Exercise →
In the listing that follows, count each line containing the string "marker" and report only the count.

---*---

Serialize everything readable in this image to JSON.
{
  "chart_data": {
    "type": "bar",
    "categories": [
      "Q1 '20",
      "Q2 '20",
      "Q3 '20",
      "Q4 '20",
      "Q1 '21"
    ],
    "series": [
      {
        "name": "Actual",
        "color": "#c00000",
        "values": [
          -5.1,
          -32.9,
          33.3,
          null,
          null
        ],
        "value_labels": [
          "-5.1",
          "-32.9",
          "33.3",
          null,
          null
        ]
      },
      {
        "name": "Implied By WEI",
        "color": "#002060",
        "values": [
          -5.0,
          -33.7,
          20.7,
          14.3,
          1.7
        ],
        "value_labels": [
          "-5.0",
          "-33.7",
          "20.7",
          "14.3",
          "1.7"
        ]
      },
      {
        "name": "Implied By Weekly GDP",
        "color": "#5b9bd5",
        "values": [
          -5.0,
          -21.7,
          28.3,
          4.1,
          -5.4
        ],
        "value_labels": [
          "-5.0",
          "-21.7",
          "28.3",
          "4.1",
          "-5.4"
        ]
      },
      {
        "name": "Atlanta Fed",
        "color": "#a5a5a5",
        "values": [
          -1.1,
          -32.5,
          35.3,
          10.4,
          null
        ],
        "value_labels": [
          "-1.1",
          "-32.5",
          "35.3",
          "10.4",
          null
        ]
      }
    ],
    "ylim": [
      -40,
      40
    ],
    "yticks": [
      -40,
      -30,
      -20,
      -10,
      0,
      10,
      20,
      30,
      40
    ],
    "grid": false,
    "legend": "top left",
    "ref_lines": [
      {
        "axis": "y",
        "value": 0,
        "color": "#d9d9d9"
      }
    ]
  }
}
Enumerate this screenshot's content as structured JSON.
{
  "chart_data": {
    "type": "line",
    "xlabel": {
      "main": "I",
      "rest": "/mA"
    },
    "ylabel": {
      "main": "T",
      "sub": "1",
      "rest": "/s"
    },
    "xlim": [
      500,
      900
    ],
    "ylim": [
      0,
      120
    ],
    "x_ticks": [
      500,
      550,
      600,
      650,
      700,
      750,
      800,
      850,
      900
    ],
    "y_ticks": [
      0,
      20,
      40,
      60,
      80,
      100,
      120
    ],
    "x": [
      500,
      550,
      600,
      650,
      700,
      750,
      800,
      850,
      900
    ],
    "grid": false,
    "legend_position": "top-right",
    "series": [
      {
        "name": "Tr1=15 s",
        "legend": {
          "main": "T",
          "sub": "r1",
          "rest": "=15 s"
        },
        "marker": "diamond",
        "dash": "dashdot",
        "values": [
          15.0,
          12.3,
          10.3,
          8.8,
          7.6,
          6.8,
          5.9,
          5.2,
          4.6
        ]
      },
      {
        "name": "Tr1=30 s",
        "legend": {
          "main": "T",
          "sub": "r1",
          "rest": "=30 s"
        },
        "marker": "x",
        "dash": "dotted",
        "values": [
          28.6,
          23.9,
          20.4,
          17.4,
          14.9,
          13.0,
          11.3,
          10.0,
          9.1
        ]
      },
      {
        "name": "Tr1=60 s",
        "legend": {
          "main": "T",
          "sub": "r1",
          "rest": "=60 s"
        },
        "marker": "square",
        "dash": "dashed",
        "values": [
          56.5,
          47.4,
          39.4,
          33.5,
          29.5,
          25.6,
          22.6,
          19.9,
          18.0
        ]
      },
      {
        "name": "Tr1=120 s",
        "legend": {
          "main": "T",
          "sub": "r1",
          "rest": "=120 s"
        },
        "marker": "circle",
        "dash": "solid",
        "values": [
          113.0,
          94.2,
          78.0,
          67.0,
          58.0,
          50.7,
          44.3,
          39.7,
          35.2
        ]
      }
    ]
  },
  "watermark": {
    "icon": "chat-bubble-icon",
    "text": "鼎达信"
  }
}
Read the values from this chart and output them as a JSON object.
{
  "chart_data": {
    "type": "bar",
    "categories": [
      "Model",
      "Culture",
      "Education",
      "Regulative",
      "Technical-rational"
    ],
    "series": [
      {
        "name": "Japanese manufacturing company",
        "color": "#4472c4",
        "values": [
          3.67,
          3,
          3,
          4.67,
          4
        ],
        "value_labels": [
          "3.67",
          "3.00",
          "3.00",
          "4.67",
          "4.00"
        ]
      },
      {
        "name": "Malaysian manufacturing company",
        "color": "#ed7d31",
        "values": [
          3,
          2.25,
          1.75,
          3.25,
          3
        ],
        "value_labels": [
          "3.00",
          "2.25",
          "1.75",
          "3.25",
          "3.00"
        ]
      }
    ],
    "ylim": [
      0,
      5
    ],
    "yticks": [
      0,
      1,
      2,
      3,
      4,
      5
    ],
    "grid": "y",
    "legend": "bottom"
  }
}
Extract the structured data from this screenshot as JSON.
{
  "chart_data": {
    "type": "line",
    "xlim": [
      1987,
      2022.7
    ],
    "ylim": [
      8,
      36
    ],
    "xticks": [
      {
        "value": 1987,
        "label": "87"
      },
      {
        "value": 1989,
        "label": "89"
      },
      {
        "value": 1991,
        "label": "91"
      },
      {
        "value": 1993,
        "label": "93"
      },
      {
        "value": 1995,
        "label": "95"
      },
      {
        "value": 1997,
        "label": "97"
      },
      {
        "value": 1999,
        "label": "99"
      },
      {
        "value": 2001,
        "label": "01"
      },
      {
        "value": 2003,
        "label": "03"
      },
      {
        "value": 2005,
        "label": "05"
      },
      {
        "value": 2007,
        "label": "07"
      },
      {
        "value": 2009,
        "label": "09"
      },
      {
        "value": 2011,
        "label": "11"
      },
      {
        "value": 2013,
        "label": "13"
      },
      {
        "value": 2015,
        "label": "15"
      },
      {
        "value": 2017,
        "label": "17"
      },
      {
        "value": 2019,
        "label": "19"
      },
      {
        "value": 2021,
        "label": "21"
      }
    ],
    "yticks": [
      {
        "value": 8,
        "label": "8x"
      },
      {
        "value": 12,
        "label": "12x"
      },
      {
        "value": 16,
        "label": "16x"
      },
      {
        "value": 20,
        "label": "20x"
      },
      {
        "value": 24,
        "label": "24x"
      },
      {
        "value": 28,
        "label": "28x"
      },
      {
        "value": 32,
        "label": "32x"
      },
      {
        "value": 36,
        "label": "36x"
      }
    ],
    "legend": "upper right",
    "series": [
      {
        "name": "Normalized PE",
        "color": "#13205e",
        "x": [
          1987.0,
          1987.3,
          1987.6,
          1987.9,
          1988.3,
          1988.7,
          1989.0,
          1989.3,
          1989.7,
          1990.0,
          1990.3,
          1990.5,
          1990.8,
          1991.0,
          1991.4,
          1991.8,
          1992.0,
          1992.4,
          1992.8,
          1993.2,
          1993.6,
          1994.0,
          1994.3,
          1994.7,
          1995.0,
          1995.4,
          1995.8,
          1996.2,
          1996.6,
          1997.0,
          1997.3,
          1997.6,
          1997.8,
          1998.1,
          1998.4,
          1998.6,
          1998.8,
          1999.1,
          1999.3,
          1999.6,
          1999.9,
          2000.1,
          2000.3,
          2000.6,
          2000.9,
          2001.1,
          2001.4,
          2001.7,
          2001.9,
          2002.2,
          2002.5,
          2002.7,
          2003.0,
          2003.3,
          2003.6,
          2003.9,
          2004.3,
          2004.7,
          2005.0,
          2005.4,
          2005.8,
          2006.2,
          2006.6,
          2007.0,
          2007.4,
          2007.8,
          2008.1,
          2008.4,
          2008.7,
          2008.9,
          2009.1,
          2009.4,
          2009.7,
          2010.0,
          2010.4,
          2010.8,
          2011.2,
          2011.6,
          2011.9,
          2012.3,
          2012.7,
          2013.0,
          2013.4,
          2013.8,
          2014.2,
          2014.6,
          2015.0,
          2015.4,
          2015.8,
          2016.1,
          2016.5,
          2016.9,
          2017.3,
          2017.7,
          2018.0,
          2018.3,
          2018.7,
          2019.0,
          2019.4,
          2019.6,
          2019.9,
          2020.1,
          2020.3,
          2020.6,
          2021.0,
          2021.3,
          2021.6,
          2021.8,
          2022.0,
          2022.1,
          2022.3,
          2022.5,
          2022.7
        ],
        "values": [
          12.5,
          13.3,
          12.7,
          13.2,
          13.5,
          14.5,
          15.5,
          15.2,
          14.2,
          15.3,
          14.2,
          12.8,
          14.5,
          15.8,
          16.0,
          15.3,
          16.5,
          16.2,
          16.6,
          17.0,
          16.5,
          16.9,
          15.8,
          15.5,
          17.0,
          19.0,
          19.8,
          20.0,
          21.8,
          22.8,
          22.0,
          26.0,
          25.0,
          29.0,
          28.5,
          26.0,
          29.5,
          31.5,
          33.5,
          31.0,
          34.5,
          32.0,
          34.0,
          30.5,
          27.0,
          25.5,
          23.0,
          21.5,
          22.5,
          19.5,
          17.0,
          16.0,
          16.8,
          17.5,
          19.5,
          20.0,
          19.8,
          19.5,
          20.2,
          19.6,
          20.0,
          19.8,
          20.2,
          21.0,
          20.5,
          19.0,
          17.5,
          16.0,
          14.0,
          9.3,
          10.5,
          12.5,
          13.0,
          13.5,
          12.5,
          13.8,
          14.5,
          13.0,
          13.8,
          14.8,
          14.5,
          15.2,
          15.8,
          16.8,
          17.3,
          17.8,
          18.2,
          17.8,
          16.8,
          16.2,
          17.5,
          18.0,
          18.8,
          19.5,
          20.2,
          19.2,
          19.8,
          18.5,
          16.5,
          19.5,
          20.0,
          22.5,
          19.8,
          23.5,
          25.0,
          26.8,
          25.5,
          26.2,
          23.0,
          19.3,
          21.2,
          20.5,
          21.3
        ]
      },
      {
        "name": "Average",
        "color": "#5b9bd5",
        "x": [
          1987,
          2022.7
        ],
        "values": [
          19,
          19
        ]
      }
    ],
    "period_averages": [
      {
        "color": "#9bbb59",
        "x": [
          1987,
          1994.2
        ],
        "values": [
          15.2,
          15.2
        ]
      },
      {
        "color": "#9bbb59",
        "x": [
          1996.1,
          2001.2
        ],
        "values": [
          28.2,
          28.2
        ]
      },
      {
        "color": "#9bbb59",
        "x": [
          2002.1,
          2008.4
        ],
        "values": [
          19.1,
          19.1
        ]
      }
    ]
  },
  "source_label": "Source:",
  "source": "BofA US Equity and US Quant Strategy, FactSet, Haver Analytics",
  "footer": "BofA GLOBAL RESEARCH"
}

---*---

The solution →
4